━━━━━ Material supplied

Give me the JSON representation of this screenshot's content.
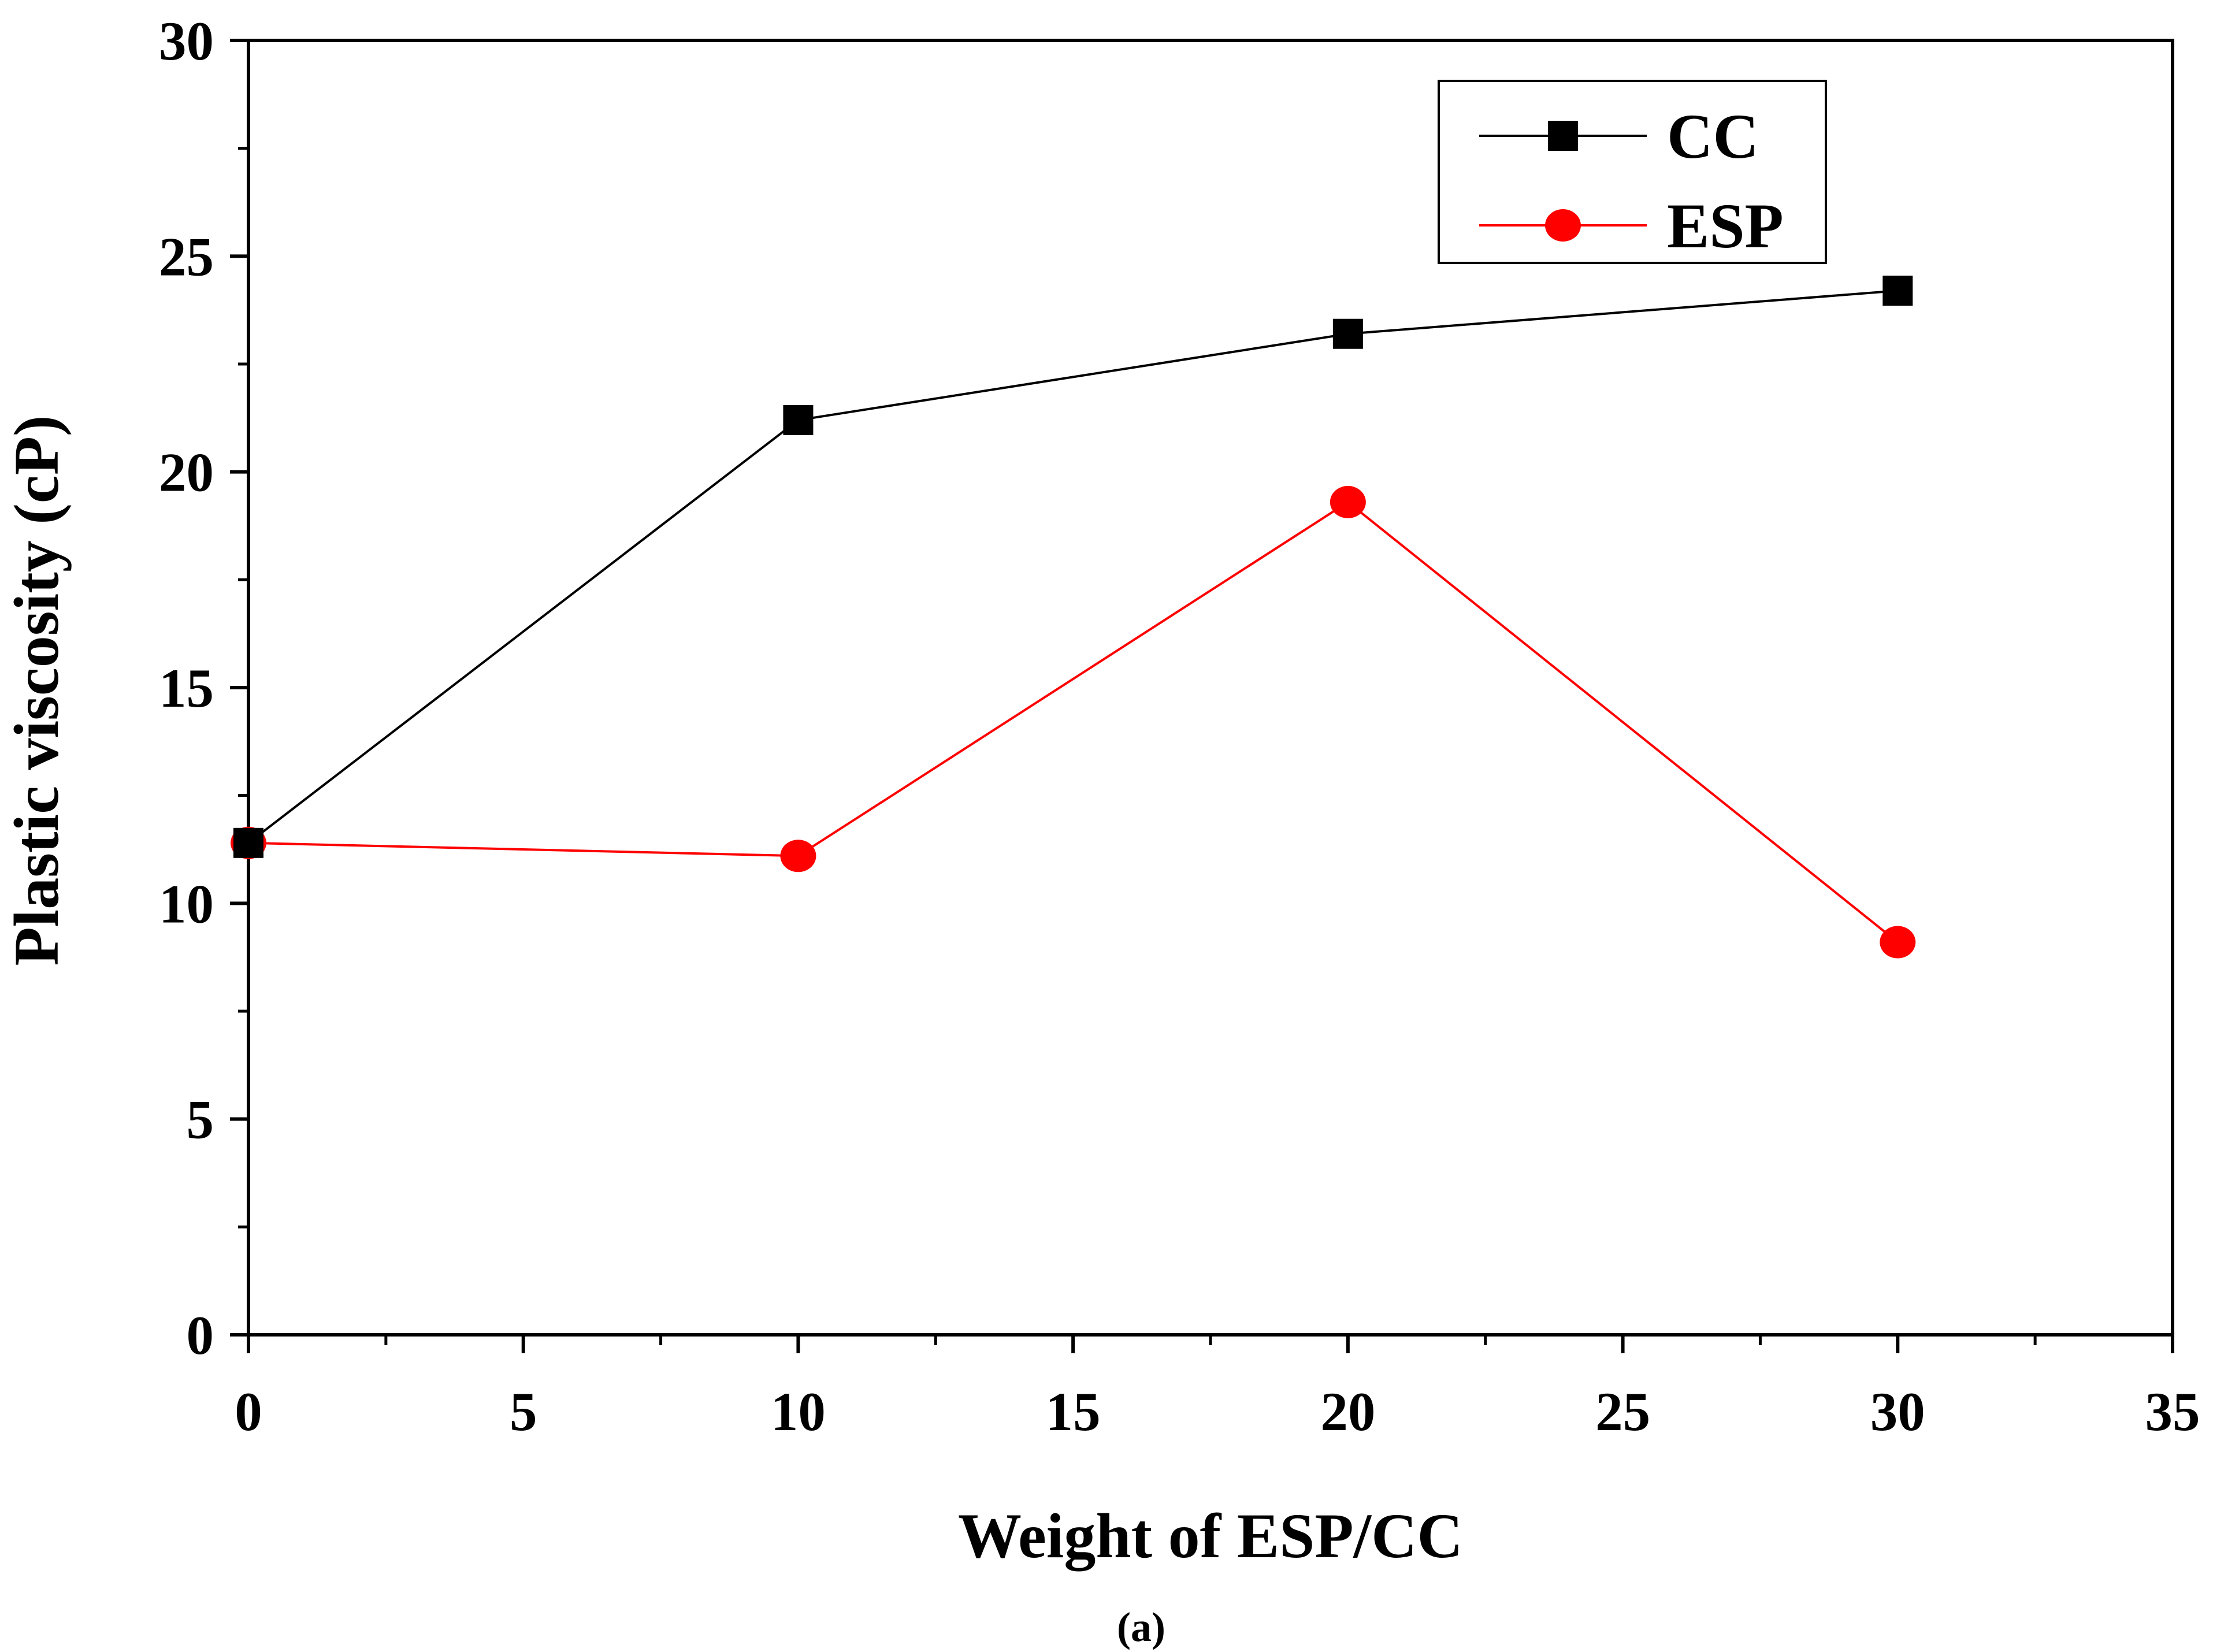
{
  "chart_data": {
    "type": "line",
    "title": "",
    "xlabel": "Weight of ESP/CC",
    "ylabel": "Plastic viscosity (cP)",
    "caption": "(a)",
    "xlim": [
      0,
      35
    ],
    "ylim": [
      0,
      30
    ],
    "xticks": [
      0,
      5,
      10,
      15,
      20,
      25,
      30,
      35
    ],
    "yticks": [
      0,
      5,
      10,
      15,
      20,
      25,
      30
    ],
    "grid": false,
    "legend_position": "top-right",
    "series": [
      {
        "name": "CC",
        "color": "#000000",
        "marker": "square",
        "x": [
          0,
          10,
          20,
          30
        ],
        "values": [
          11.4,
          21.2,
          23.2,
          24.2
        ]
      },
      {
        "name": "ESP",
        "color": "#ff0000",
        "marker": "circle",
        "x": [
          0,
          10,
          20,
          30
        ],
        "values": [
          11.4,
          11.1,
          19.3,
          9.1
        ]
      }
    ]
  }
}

━━━━━━━━━━

## Task
Strip out the pictures and quote the remaining data word for word.

## Problem solution
Give me the JSON representation of this screenshot's content.
{
  "chart_data": {
    "type": "line",
    "title": "",
    "xlabel": "Weight of ESP/CC",
    "ylabel": "Plastic viscosity (cP)",
    "caption": "(a)",
    "xlim": [
      0,
      35
    ],
    "ylim": [
      0,
      30
    ],
    "xticks": [
      0,
      5,
      10,
      15,
      20,
      25,
      30,
      35
    ],
    "yticks": [
      0,
      5,
      10,
      15,
      20,
      25,
      30
    ],
    "grid": false,
    "legend_position": "top-right",
    "series": [
      {
        "name": "CC",
        "color": "#000000",
        "marker": "square",
        "x": [
          0,
          10,
          20,
          30
        ],
        "values": [
          11.4,
          21.2,
          23.2,
          24.2
        ]
      },
      {
        "name": "ESP",
        "color": "#ff0000",
        "marker": "circle",
        "x": [
          0,
          10,
          20,
          30
        ],
        "values": [
          11.4,
          11.1,
          19.3,
          9.1
        ]
      }
    ]
  }
}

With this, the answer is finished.